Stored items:
## Start

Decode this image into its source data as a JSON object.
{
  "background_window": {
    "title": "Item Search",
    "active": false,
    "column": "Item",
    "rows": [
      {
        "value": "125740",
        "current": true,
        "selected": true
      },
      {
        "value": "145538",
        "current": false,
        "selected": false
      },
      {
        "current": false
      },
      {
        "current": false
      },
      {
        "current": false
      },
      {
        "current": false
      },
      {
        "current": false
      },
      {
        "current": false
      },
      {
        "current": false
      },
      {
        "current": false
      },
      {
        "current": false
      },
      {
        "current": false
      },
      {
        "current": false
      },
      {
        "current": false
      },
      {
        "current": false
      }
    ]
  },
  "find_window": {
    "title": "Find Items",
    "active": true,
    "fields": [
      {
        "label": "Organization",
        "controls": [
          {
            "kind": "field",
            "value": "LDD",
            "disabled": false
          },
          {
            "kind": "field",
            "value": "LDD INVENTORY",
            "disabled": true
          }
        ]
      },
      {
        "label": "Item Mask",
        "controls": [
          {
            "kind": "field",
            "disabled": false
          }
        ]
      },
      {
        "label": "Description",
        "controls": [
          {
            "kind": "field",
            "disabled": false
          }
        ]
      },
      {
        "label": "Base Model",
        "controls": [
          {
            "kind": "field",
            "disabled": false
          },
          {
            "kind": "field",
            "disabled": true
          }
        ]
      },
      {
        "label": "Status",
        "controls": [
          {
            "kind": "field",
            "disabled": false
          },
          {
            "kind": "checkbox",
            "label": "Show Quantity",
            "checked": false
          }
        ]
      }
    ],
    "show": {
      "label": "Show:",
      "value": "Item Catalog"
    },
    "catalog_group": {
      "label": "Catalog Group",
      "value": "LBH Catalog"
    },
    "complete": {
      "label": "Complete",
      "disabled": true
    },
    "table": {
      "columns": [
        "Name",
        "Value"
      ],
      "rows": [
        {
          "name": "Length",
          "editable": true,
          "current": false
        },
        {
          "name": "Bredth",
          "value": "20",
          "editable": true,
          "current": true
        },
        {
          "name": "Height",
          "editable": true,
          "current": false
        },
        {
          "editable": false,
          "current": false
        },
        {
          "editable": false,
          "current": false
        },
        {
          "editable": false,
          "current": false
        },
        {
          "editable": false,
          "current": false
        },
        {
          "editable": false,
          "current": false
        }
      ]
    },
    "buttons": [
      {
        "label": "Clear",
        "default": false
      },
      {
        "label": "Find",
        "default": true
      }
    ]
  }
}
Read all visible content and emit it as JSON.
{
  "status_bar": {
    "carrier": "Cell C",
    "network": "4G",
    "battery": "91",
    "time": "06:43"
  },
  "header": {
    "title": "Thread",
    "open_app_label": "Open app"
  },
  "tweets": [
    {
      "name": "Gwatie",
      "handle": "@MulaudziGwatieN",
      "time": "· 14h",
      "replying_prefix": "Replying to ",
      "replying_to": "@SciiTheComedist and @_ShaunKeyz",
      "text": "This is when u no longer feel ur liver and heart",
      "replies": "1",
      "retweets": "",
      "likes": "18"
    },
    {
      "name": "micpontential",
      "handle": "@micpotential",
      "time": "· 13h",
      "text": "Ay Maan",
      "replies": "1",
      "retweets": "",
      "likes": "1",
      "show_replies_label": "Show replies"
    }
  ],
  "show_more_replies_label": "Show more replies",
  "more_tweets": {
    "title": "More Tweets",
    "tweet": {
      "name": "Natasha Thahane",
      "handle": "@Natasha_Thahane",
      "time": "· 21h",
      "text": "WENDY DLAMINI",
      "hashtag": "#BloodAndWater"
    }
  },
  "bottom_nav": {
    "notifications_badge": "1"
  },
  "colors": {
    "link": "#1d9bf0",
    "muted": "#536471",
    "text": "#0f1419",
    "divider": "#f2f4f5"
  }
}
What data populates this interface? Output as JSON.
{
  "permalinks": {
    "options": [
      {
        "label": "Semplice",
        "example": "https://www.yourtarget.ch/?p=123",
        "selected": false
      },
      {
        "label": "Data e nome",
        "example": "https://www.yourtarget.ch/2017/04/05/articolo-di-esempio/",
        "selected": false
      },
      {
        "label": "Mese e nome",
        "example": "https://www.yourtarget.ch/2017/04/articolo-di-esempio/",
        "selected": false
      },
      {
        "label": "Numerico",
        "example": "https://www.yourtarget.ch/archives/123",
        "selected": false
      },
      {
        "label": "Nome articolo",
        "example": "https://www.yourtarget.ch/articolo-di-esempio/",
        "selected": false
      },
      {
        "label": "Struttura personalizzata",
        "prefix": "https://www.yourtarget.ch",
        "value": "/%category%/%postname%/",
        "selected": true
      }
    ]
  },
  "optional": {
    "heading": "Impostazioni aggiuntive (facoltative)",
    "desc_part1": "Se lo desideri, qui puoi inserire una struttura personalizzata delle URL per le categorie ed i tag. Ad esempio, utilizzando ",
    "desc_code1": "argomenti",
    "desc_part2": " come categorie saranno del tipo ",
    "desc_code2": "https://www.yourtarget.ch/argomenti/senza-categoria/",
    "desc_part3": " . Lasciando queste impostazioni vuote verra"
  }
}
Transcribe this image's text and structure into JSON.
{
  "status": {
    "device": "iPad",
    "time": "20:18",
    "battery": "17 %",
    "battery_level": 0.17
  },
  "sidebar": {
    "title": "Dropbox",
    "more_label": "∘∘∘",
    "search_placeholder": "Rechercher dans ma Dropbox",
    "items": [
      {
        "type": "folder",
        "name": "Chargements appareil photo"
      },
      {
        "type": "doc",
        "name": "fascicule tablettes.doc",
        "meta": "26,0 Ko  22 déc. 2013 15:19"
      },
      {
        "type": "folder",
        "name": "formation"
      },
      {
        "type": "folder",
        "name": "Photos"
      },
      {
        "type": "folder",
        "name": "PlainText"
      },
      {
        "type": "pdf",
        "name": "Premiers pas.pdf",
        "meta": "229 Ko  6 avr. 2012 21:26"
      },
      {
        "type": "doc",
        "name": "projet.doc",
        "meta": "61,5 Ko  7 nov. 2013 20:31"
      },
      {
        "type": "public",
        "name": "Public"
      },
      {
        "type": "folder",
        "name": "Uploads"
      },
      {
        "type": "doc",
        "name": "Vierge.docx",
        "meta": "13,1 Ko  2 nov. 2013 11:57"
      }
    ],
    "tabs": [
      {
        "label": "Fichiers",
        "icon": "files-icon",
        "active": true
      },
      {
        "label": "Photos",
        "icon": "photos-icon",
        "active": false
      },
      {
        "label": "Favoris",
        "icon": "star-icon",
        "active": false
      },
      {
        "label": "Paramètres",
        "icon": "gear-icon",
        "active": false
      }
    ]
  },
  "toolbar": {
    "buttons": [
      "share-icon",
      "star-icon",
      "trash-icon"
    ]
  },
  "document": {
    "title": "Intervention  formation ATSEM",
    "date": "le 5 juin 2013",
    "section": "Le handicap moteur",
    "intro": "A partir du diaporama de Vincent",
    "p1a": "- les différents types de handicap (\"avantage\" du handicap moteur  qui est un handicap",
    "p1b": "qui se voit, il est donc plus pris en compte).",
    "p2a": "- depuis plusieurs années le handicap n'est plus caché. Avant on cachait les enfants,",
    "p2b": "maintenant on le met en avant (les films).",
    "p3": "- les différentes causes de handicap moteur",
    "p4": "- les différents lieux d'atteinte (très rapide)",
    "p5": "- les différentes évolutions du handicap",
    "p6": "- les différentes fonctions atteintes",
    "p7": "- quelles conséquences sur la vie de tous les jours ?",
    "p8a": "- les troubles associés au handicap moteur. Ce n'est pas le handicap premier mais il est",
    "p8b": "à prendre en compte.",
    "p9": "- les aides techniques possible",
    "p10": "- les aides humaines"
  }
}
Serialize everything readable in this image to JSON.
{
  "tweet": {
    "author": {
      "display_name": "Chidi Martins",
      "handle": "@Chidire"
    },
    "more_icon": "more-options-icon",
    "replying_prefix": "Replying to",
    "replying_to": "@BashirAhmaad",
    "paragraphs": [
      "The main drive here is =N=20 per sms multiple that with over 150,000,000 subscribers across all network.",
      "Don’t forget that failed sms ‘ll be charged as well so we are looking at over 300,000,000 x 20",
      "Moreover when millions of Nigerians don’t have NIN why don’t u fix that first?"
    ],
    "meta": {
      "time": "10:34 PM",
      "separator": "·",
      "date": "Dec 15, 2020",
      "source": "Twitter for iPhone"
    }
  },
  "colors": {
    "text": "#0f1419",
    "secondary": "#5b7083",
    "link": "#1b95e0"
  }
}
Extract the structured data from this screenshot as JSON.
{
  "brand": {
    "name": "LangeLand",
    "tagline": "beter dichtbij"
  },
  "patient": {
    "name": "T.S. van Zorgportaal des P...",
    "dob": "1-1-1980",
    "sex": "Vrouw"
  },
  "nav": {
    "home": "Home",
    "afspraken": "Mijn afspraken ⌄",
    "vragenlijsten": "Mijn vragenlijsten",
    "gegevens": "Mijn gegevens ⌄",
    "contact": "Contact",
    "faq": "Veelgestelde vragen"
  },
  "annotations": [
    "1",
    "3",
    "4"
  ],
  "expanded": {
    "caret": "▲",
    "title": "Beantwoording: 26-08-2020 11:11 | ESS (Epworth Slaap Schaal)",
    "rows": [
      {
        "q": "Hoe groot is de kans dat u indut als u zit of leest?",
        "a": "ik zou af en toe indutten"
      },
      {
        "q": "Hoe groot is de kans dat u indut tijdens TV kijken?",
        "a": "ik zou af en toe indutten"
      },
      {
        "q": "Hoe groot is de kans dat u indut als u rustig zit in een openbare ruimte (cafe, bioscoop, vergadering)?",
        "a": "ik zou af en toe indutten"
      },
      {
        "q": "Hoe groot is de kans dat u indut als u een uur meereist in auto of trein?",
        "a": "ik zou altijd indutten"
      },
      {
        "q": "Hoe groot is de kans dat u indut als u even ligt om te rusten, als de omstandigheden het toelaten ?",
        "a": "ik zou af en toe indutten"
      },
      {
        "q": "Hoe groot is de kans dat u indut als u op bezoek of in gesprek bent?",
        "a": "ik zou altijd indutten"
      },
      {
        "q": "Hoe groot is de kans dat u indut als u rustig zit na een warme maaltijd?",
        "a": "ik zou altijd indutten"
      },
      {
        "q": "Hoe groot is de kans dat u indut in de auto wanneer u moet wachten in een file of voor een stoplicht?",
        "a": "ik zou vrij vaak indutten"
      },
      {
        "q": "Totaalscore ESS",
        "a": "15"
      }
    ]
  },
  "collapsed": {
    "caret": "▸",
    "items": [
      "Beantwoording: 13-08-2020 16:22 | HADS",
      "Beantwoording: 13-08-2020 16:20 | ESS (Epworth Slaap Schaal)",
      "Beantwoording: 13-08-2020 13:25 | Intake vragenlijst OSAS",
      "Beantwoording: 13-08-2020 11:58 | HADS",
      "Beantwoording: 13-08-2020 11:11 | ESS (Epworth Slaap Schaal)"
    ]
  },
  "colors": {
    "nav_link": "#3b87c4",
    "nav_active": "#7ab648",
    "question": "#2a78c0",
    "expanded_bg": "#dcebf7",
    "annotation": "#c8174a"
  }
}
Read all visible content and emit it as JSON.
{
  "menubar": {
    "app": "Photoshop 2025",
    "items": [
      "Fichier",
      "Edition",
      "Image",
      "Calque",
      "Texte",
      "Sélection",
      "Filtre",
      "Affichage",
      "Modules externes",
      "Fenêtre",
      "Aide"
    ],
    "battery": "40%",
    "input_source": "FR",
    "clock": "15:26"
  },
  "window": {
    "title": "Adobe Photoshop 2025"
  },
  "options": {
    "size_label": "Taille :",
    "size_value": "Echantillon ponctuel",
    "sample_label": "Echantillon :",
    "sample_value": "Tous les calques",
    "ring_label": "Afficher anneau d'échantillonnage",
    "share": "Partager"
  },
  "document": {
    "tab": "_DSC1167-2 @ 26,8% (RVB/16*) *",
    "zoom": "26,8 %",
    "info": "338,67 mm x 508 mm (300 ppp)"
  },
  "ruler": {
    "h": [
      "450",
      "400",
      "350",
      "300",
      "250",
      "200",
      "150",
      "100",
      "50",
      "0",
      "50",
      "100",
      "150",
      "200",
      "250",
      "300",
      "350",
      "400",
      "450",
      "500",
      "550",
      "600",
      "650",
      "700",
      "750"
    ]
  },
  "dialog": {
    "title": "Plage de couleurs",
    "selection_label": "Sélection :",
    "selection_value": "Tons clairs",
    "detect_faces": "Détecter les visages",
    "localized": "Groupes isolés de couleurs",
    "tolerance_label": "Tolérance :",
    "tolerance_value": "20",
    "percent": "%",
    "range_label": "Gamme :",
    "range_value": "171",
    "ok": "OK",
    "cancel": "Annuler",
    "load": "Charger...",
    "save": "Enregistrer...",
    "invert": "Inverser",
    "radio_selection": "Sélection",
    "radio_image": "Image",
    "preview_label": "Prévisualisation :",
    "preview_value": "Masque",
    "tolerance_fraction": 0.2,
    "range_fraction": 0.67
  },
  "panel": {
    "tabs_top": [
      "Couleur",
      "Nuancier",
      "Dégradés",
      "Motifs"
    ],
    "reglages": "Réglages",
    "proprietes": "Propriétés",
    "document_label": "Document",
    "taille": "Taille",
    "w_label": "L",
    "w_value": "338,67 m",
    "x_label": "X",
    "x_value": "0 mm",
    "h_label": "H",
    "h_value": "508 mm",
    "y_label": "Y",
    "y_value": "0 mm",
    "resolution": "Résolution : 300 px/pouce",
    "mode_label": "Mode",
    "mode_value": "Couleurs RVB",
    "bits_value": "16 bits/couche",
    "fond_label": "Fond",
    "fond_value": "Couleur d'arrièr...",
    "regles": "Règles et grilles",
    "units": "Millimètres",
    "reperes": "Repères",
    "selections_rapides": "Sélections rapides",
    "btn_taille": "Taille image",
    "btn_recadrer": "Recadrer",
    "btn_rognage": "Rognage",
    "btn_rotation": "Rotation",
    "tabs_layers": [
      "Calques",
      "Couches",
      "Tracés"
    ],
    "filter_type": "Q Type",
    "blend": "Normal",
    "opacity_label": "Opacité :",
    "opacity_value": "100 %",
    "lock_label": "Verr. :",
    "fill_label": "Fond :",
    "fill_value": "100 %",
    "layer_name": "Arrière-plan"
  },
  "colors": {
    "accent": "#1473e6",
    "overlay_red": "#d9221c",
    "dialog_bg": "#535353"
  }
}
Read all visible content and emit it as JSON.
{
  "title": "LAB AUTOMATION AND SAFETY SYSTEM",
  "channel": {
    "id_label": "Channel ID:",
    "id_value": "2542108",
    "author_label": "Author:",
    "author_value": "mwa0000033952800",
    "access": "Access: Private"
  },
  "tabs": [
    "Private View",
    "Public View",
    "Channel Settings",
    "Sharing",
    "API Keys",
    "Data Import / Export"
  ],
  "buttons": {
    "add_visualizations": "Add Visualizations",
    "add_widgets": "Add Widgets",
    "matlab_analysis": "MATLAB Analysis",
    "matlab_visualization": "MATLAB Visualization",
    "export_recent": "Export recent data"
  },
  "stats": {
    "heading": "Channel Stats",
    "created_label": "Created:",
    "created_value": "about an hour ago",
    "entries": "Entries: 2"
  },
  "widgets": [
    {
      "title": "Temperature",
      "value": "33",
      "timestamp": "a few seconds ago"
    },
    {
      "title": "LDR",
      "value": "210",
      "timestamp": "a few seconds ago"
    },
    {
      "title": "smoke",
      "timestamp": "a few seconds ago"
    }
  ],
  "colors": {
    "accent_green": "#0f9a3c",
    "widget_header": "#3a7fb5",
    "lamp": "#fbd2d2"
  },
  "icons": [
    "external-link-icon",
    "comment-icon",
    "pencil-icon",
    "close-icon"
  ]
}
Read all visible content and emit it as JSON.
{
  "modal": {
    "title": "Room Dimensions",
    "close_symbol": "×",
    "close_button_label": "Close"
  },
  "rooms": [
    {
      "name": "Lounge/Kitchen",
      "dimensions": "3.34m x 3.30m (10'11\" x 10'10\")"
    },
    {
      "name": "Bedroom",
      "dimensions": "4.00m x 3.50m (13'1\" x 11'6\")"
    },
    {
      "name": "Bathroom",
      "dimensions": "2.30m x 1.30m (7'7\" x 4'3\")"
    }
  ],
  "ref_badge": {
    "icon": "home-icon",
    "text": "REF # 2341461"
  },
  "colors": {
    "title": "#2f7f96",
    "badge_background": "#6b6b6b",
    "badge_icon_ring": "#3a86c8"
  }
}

## End

> _PROBLEM DETAILS_:
Copy all lines from the entries that contain the word "yourtarget".

> _OUTPUT BELOW_:
        "example": "https://www.yourtarget.ch/?p=123",
        "example": "https://www.yourtarget.ch/2017/04/05/articolo-di-esempio/",
        "example": "https://www.yourtarget.ch/2017/04/articolo-di-esempio/",
        "example": "https://www.yourtarget.ch/archives/123",
        "example": "https://www.yourtarget.ch/articolo-di-esempio/",
        "prefix": "https://www.yourtarget.ch",
    "desc_code2": "https://www.yourtarget.ch/argomenti/senza-categoria/",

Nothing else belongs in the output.